▶ **Direction**: Omit images. Retype all entries verbatim.

▶ **The records**:
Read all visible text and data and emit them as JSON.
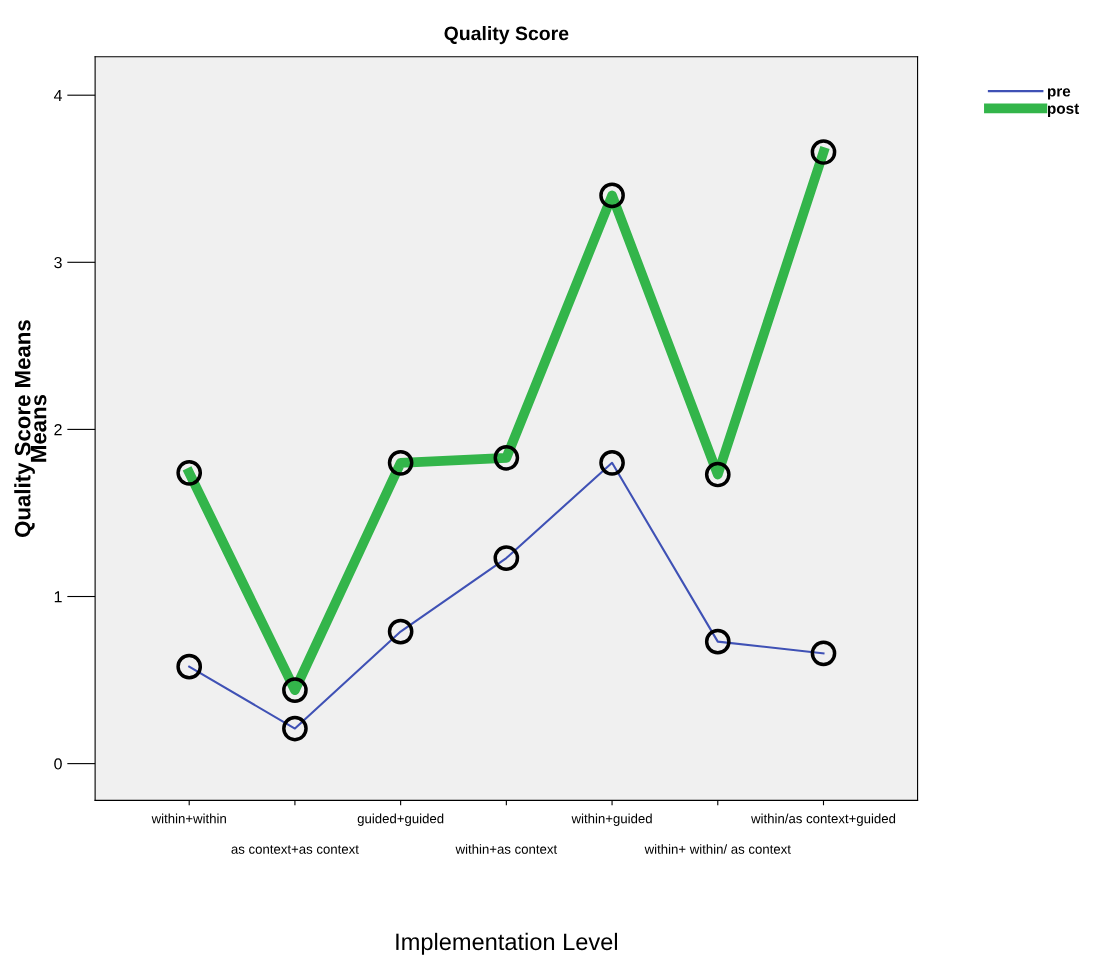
{
  "chart_data": {
    "type": "line",
    "title": "Quality Score",
    "xlabel": "Implementation Level",
    "ylabel": "Quality Score Means\nMeans",
    "categories": [
      "within+within",
      "as context+as context",
      "guided+guided",
      "within+as context",
      "within+guided",
      "within+ within/ as context",
      "within/as context+guided"
    ],
    "series": [
      {
        "name": "pre",
        "color": "#3f51b5",
        "values": [
          0.58,
          0.21,
          0.79,
          1.23,
          1.8,
          0.73,
          0.66
        ]
      },
      {
        "name": "post",
        "color": "#33b54a",
        "values": [
          1.74,
          0.44,
          1.8,
          1.83,
          3.4,
          1.73,
          3.66
        ]
      }
    ],
    "ylim": [
      -0.22,
      4.23
    ],
    "yticks": [
      0,
      1,
      2,
      3,
      4
    ],
    "grid": false,
    "legend": "top right",
    "marker": "circle"
  }
}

▶ **Task result**:
Read all visible text and data and emit them as JSON.
{
  "chart_data": {
    "type": "line",
    "title": "Quality Score",
    "xlabel": "Implementation Level",
    "ylabel": "Quality Score Means\nMeans",
    "categories": [
      "within+within",
      "as context+as context",
      "guided+guided",
      "within+as context",
      "within+guided",
      "within+ within/ as context",
      "within/as context+guided"
    ],
    "series": [
      {
        "name": "pre",
        "color": "#3f51b5",
        "values": [
          0.58,
          0.21,
          0.79,
          1.23,
          1.8,
          0.73,
          0.66
        ]
      },
      {
        "name": "post",
        "color": "#33b54a",
        "values": [
          1.74,
          0.44,
          1.8,
          1.83,
          3.4,
          1.73,
          3.66
        ]
      }
    ],
    "ylim": [
      -0.22,
      4.23
    ],
    "yticks": [
      0,
      1,
      2,
      3,
      4
    ],
    "grid": false,
    "legend": "top right",
    "marker": "circle"
  }
}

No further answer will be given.